* Task details
Of the entries below, copy only those lines that contain the word "diagnosis".
#### Records shown
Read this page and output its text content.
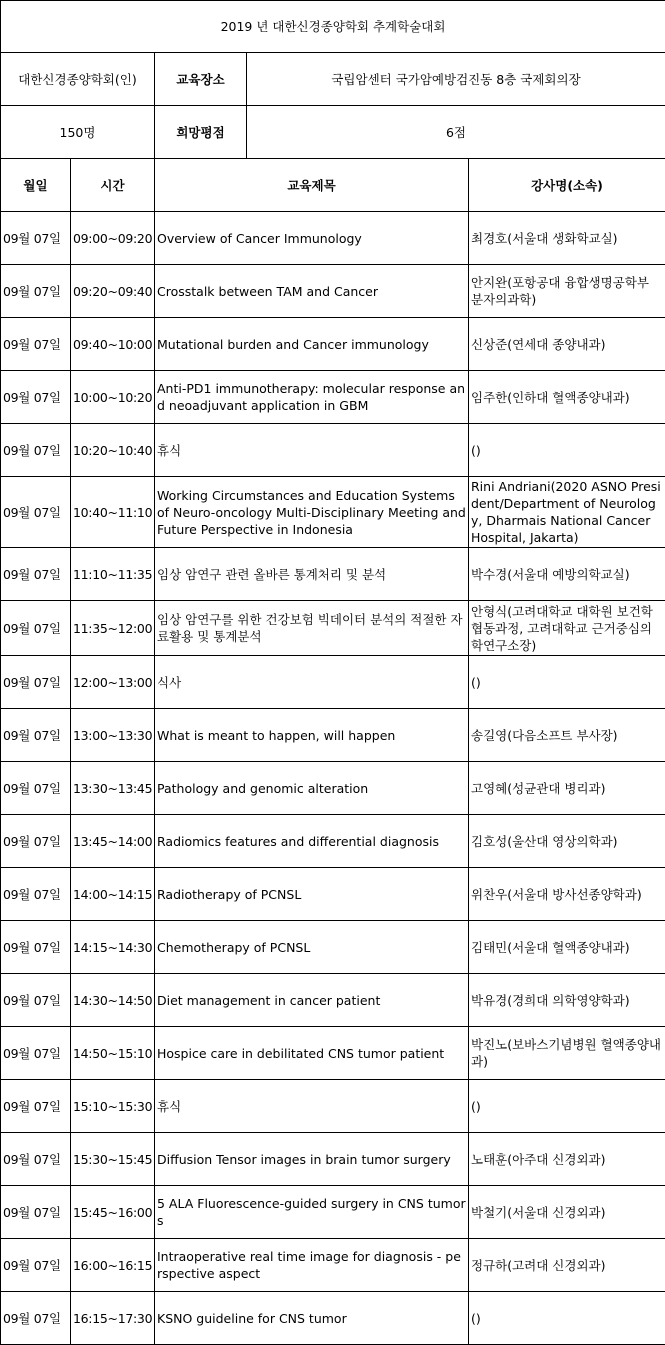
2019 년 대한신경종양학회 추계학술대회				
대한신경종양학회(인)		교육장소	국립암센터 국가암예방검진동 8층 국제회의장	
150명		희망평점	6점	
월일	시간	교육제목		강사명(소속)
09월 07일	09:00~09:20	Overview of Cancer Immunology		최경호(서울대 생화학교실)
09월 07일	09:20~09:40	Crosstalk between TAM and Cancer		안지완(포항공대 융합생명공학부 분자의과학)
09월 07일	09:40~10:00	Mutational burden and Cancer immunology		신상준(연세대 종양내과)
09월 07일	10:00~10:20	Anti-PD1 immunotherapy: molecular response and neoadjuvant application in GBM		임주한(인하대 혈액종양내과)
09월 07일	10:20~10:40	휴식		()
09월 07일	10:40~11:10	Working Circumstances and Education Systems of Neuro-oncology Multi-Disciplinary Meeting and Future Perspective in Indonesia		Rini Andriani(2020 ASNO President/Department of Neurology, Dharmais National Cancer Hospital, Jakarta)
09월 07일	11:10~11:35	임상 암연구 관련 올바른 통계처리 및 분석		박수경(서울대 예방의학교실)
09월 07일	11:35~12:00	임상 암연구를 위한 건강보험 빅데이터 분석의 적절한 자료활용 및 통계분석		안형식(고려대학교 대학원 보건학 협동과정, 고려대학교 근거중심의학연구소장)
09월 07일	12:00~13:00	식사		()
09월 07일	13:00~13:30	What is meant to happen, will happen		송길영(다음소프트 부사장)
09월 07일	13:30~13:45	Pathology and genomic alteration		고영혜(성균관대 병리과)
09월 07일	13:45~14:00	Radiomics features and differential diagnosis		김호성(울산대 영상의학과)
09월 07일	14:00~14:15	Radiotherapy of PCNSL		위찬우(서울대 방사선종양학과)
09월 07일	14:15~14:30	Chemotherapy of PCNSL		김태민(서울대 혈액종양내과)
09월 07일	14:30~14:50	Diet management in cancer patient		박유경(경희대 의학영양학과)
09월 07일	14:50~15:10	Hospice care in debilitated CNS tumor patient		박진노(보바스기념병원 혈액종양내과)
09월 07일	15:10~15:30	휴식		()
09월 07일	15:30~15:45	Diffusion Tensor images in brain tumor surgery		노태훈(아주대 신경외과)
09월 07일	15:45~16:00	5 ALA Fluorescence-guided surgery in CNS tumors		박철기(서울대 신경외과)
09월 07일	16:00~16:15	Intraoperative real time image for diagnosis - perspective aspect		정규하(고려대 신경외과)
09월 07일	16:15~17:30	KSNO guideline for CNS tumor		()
########
#### Records shown
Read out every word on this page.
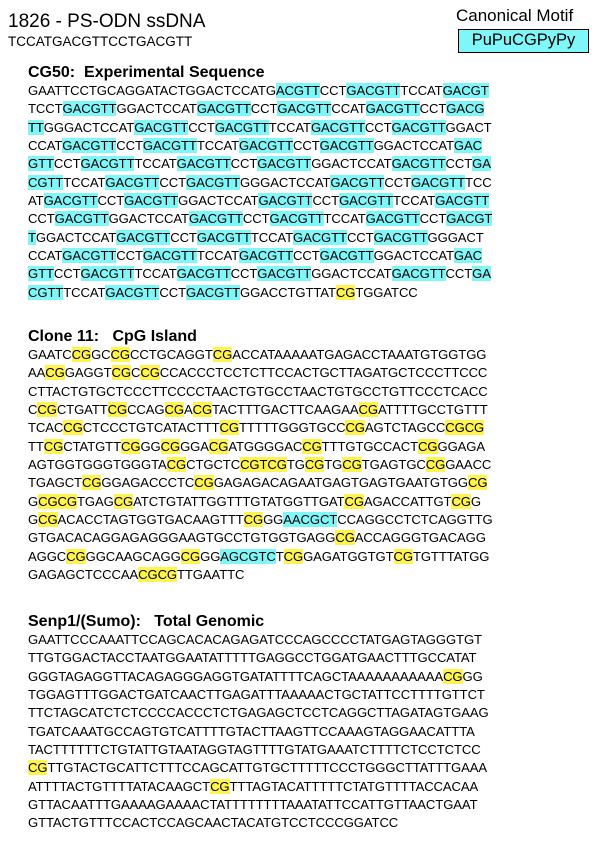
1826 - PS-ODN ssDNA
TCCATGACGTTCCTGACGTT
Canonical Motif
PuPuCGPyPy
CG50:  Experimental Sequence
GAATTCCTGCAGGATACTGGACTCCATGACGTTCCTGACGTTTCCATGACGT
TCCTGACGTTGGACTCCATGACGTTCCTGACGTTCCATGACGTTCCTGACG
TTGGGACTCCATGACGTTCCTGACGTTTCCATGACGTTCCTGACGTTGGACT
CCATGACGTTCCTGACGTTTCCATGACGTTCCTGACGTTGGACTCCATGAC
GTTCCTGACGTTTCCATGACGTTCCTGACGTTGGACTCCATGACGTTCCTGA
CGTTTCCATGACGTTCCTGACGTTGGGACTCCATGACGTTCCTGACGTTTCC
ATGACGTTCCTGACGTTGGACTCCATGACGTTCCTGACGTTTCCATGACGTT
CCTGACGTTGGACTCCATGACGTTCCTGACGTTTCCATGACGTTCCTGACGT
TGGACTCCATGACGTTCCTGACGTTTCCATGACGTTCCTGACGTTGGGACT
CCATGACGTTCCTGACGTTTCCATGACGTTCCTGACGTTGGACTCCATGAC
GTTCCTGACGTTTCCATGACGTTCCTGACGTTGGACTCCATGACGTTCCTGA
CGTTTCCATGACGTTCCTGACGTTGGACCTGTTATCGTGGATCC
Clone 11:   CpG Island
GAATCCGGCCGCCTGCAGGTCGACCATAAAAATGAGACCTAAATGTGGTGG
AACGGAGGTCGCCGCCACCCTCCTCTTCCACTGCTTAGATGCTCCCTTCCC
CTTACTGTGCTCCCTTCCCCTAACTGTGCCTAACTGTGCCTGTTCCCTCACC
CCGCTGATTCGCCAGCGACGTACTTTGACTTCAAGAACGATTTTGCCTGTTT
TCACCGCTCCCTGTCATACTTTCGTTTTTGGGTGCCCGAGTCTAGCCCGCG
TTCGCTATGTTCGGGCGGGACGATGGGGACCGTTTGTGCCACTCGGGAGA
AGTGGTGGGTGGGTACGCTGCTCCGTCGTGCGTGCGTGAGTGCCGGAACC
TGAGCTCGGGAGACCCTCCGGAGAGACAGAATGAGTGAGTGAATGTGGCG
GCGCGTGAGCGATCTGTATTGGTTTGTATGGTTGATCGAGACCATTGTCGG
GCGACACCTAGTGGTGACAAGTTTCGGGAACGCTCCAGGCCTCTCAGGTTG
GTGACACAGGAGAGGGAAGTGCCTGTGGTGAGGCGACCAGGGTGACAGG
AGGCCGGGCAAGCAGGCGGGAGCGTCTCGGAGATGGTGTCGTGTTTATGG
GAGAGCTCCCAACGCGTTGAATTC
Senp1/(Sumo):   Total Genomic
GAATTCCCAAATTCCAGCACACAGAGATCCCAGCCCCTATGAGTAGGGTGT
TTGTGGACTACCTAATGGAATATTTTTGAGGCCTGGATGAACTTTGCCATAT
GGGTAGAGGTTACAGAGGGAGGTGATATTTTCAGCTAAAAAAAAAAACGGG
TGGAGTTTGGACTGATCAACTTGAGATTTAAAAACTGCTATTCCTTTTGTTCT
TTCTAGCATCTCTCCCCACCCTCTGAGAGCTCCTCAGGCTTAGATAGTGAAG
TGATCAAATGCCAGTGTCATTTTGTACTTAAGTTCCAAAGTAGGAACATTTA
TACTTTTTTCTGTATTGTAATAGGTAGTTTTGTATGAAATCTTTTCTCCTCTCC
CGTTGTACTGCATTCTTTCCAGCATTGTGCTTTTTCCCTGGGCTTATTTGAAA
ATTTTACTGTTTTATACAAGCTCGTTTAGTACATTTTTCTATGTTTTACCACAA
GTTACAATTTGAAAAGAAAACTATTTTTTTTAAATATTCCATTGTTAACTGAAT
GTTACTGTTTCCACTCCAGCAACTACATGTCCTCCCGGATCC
########
* Worked solution
09월 07일	13:45~14:00	Radiomics features and differential diagnosis		김호성(울산대 영상의학과)
09월 07일	16:00~16:15	Intraoperative real time image for diagnosis - perspective aspect		정규하(고려대 신경외과)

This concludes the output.